▶ Direction: Write out the full listing exactly as given, minus the images.

— START OF Material to process —

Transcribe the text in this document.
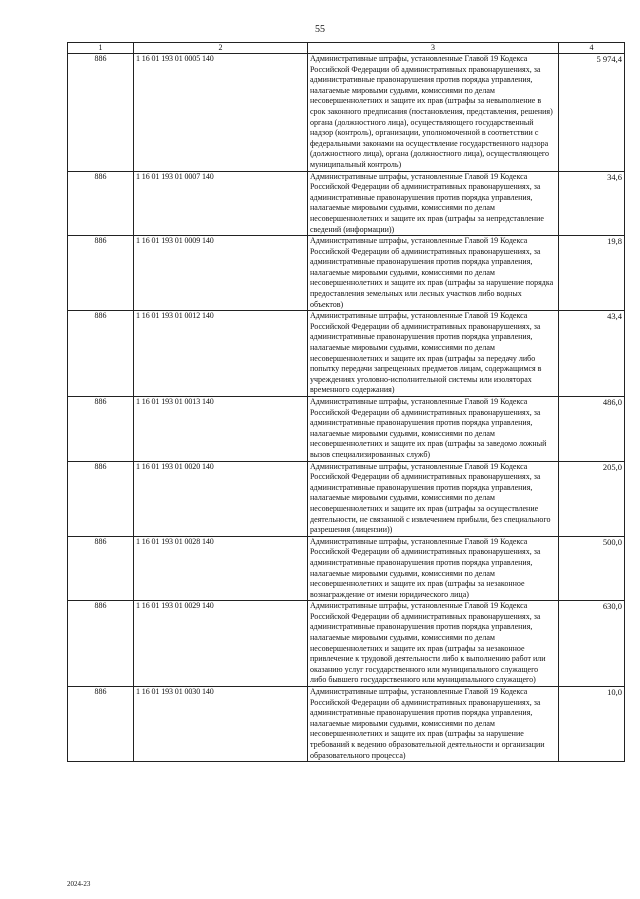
55
1	2	3	4
886	1 16 01 193 01 0005 140	Административные штрафы, установленные Главой 19 Кодекса Российской Федерации об административных правонарушениях, за административные правонарушения против порядка управления, налагаемые мировыми судьями, комиссиями по делам несовершеннолетних и защите их прав (штрафы за невыполнение в срок законного предписания (постановления, представления, решения) органа (должностного лица), осуществляющего государственный надзор (контроль), организации, уполномоченной в соответствии с федеральными законами на осуществление государственного надзора (должностного лица), органа (должностного лица), осуществляющего муниципальный контроль)	5 974,4
886	1 16 01 193 01 0007 140	Административные штрафы, установленные Главой 19 Кодекса Российской Федерации об административных правонарушениях, за административные правонарушения против порядка управления, налагаемые мировыми судьями, комиссиями по делам несовершеннолетних и защите их прав (штрафы за непредставление сведений (информации))	34,6
886	1 16 01 193 01 0009 140	Административные штрафы, установленные Главой 19 Кодекса Российской Федерации об административных правонарушениях, за административные правонарушения против порядка управления, налагаемые мировыми судьями, комиссиями по делам несовершеннолетних и защите их прав (штрафы за нарушение порядка предоставления земельных или лесных участков либо водных объектов)	19,8
886	1 16 01 193 01 0012 140	Административные штрафы, установленные Главой 19 Кодекса Российской Федерации об административных правонарушениях, за административные правонарушения против порядка управления, налагаемые мировыми судьями, комиссиями по делам несовершеннолетних и защите их прав (штрафы за передачу либо попытку передачи запрещенных предметов лицам, содержащимся в учреждениях уголовно-исполнительной системы или изоляторах временного содержания)	43,4
886	1 16 01 193 01 0013 140	Административные штрафы, установленные Главой 19 Кодекса Российской Федерации об административных правонарушениях, за административные правонарушения против порядка управления, налагаемые мировыми судьями, комиссиями по делам несовершеннолетних и защите их прав (штрафы за заведомо ложный вызов специализированных служб)	486,0
886	1 16 01 193 01 0020 140	Административные штрафы, установленные Главой 19 Кодекса Российской Федерации об административных правонарушениях, за административные правонарушения против порядка управления, налагаемые мировыми судьями, комиссиями по делам несовершеннолетних и защите их прав (штрафы за осуществление деятельности, не связанной с извлечением прибыли, без специального разрешения (лицензии))	205,0
886	1 16 01 193 01 0028 140	Административные штрафы, установленные Главой 19 Кодекса Российской Федерации об административных правонарушениях, за административные правонарушения против порядка управления, налагаемые мировыми судьями, комиссиями по делам несовершеннолетних и защите их прав (штрафы за незаконное вознаграждение от имени юридического лица)	500,0
886	1 16 01 193 01 0029 140	Административные штрафы, установленные Главой 19 Кодекса Российской Федерации об административных правонарушениях, за административные правонарушения против порядка управления, налагаемые мировыми судьями, комиссиями по делам несовершеннолетних и защите их прав (штрафы за незаконное привлечение к трудовой деятельности либо к выполнению работ или оказанию услуг государственного или муниципального служащего либо бывшего государственного или муниципального служащего)	630,0
886	1 16 01 193 01 0030 140	Административные штрафы, установленные Главой 19 Кодекса Российской Федерации об административных правонарушениях, за административные правонарушения против порядка управления, налагаемые мировыми судьями, комиссиями по делам несовершеннолетних и защите их прав (штрафы за нарушение требований к ведению образовательной деятельности и организации образовательного процесса)	10,0
2024-23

— END OF Material to process —

▶ Solution for this problem:
Transcribe the text in this document.
55
1	2	3	4
886	1 16 01 193 01 0005 140	Административные штрафы, установленные Главой 19 Кодекса Российской Федерации об административных правонарушениях, за административные правонарушения против порядка управления, налагаемые мировыми судьями, комиссиями по делам несовершеннолетних и защите их прав (штрафы за невыполнение в срок законного предписания (постановления, представления, решения) органа (должностного лица), осуществляющего государственный надзор (контроль), организации, уполномоченной в соответствии с федеральными законами на осуществление государственного надзора (должностного лица), органа (должностного лица), осуществляющего муниципальный контроль)	5 974,4
886	1 16 01 193 01 0007 140	Административные штрафы, установленные Главой 19 Кодекса Российской Федерации об административных правонарушениях, за административные правонарушения против порядка управления, налагаемые мировыми судьями, комиссиями по делам несовершеннолетних и защите их прав (штрафы за непредставление сведений (информации))	34,6
886	1 16 01 193 01 0009 140	Административные штрафы, установленные Главой 19 Кодекса Российской Федерации об административных правонарушениях, за административные правонарушения против порядка управления, налагаемые мировыми судьями, комиссиями по делам несовершеннолетних и защите их прав (штрафы за нарушение порядка предоставления земельных или лесных участков либо водных объектов)	19,8
886	1 16 01 193 01 0012 140	Административные штрафы, установленные Главой 19 Кодекса Российской Федерации об административных правонарушениях, за административные правонарушения против порядка управления, налагаемые мировыми судьями, комиссиями по делам несовершеннолетних и защите их прав (штрафы за передачу либо попытку передачи запрещенных предметов лицам, содержащимся в учреждениях уголовно-исполнительной системы или изоляторах временного содержания)	43,4
886	1 16 01 193 01 0013 140	Административные штрафы, установленные Главой 19 Кодекса Российской Федерации об административных правонарушениях, за административные правонарушения против порядка управления, налагаемые мировыми судьями, комиссиями по делам несовершеннолетних и защите их прав (штрафы за заведомо ложный вызов специализированных служб)	486,0
886	1 16 01 193 01 0020 140	Административные штрафы, установленные Главой 19 Кодекса Российской Федерации об административных правонарушениях, за административные правонарушения против порядка управления, налагаемые мировыми судьями, комиссиями по делам несовершеннолетних и защите их прав (штрафы за осуществление деятельности, не связанной с извлечением прибыли, без специального разрешения (лицензии))	205,0
886	1 16 01 193 01 0028 140	Административные штрафы, установленные Главой 19 Кодекса Российской Федерации об административных правонарушениях, за административные правонарушения против порядка управления, налагаемые мировыми судьями, комиссиями по делам несовершеннолетних и защите их прав (штрафы за незаконное вознаграждение от имени юридического лица)	500,0
886	1 16 01 193 01 0029 140	Административные штрафы, установленные Главой 19 Кодекса Российской Федерации об административных правонарушениях, за административные правонарушения против порядка управления, налагаемые мировыми судьями, комиссиями по делам несовершеннолетних и защите их прав (штрафы за незаконное привлечение к трудовой деятельности либо к выполнению работ или оказанию услуг государственного или муниципального служащего либо бывшего государственного или муниципального служащего)	630,0
886	1 16 01 193 01 0030 140	Административные штрафы, установленные Главой 19 Кодекса Российской Федерации об административных правонарушениях, за административные правонарушения против порядка управления, налагаемые мировыми судьями, комиссиями по делам несовершеннолетних и защите их прав (штрафы за нарушение требований к ведению образовательной деятельности и организации образовательного процесса)	10,0
2024-23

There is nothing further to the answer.